The listing below must be repeated word for word, with its images excluded.

◇ ◇ ◇ ◇

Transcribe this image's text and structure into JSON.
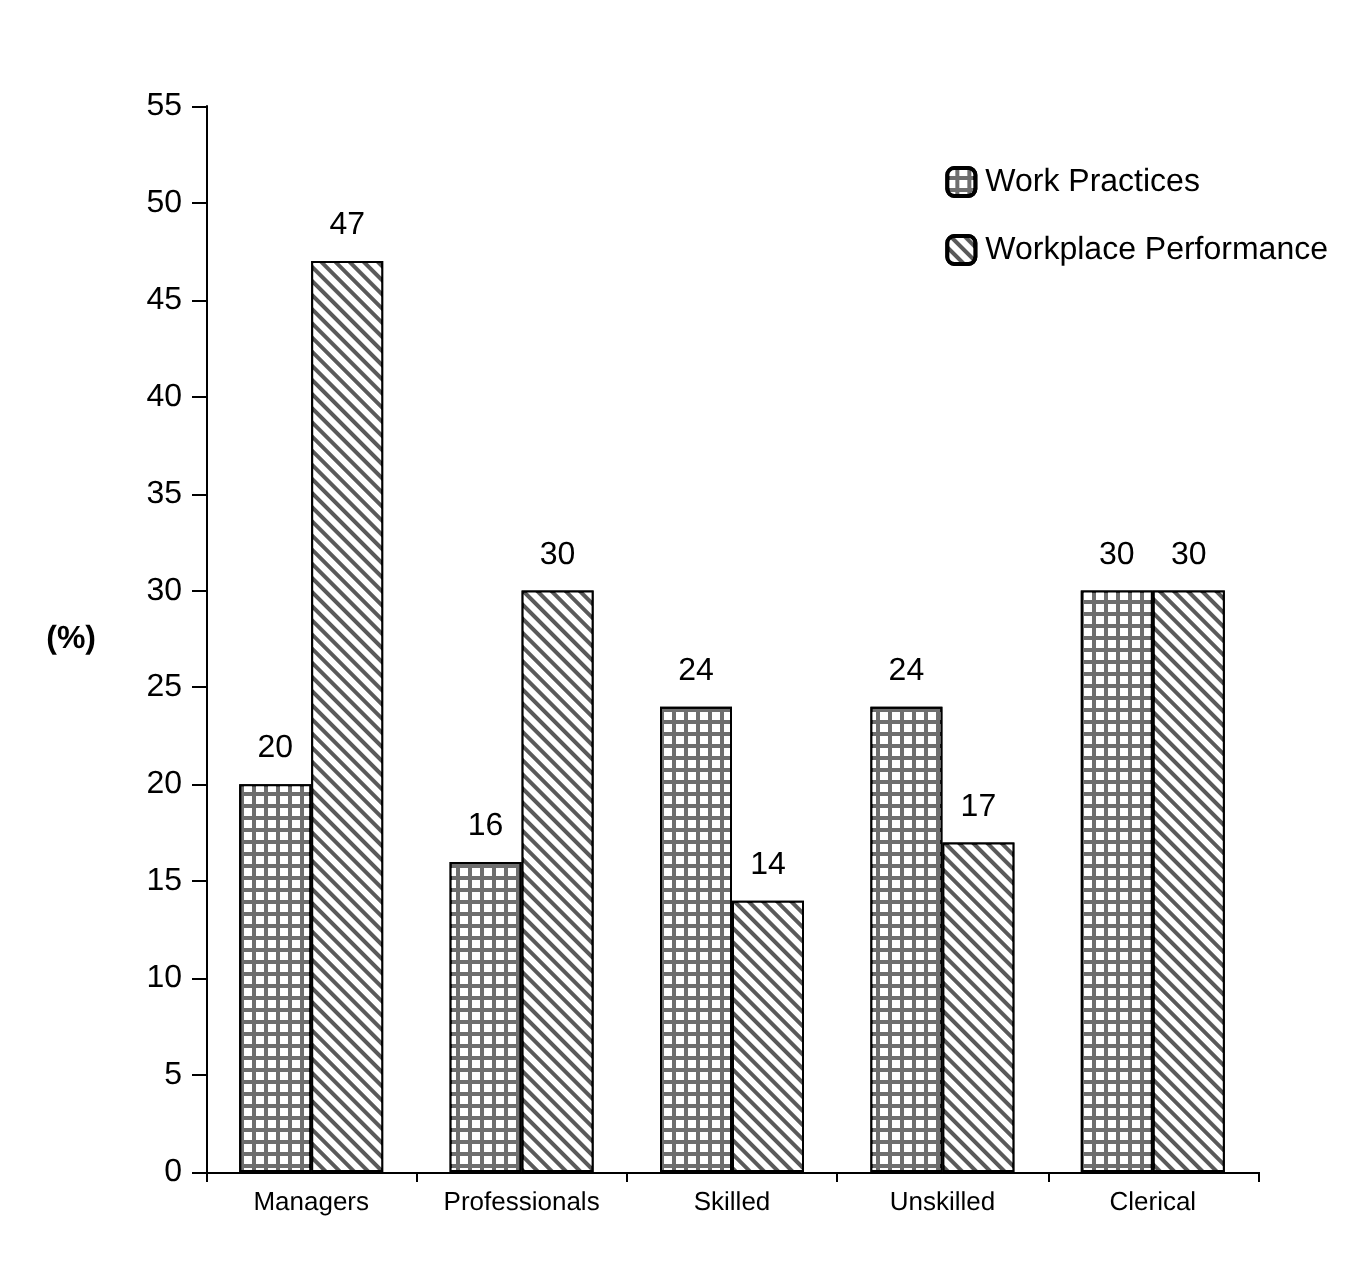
{
  "chart_data": {
    "type": "bar",
    "ylabel": "(%)",
    "categories": [
      "Managers",
      "Professionals",
      "Skilled",
      "Unskilled",
      "Clerical"
    ],
    "series": [
      {
        "name": "Work Practices",
        "color": "#6e6e6e",
        "values": [
          20,
          16,
          24,
          24,
          30
        ]
      },
      {
        "name": "Workplace Performance",
        "color": "#5a5a5a",
        "values": [
          47,
          30,
          14,
          17,
          30
        ]
      }
    ],
    "ylim": [
      0,
      55
    ],
    "yticks": [
      0,
      5,
      10,
      15,
      20,
      25,
      30,
      35,
      40,
      45,
      50,
      55
    ],
    "grid": false,
    "legend": "top right",
    "data_labels": true
  }
}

◇ ◇ ◇ ◇

Exercise output -
Transcribe this image's text and structure into JSON.
{
  "chart_data": {
    "type": "bar",
    "ylabel": "(%)",
    "categories": [
      "Managers",
      "Professionals",
      "Skilled",
      "Unskilled",
      "Clerical"
    ],
    "series": [
      {
        "name": "Work Practices",
        "color": "#6e6e6e",
        "values": [
          20,
          16,
          24,
          24,
          30
        ]
      },
      {
        "name": "Workplace Performance",
        "color": "#5a5a5a",
        "values": [
          47,
          30,
          14,
          17,
          30
        ]
      }
    ],
    "ylim": [
      0,
      55
    ],
    "yticks": [
      0,
      5,
      10,
      15,
      20,
      25,
      30,
      35,
      40,
      45,
      50,
      55
    ],
    "grid": false,
    "legend": "top right",
    "data_labels": true
  }
}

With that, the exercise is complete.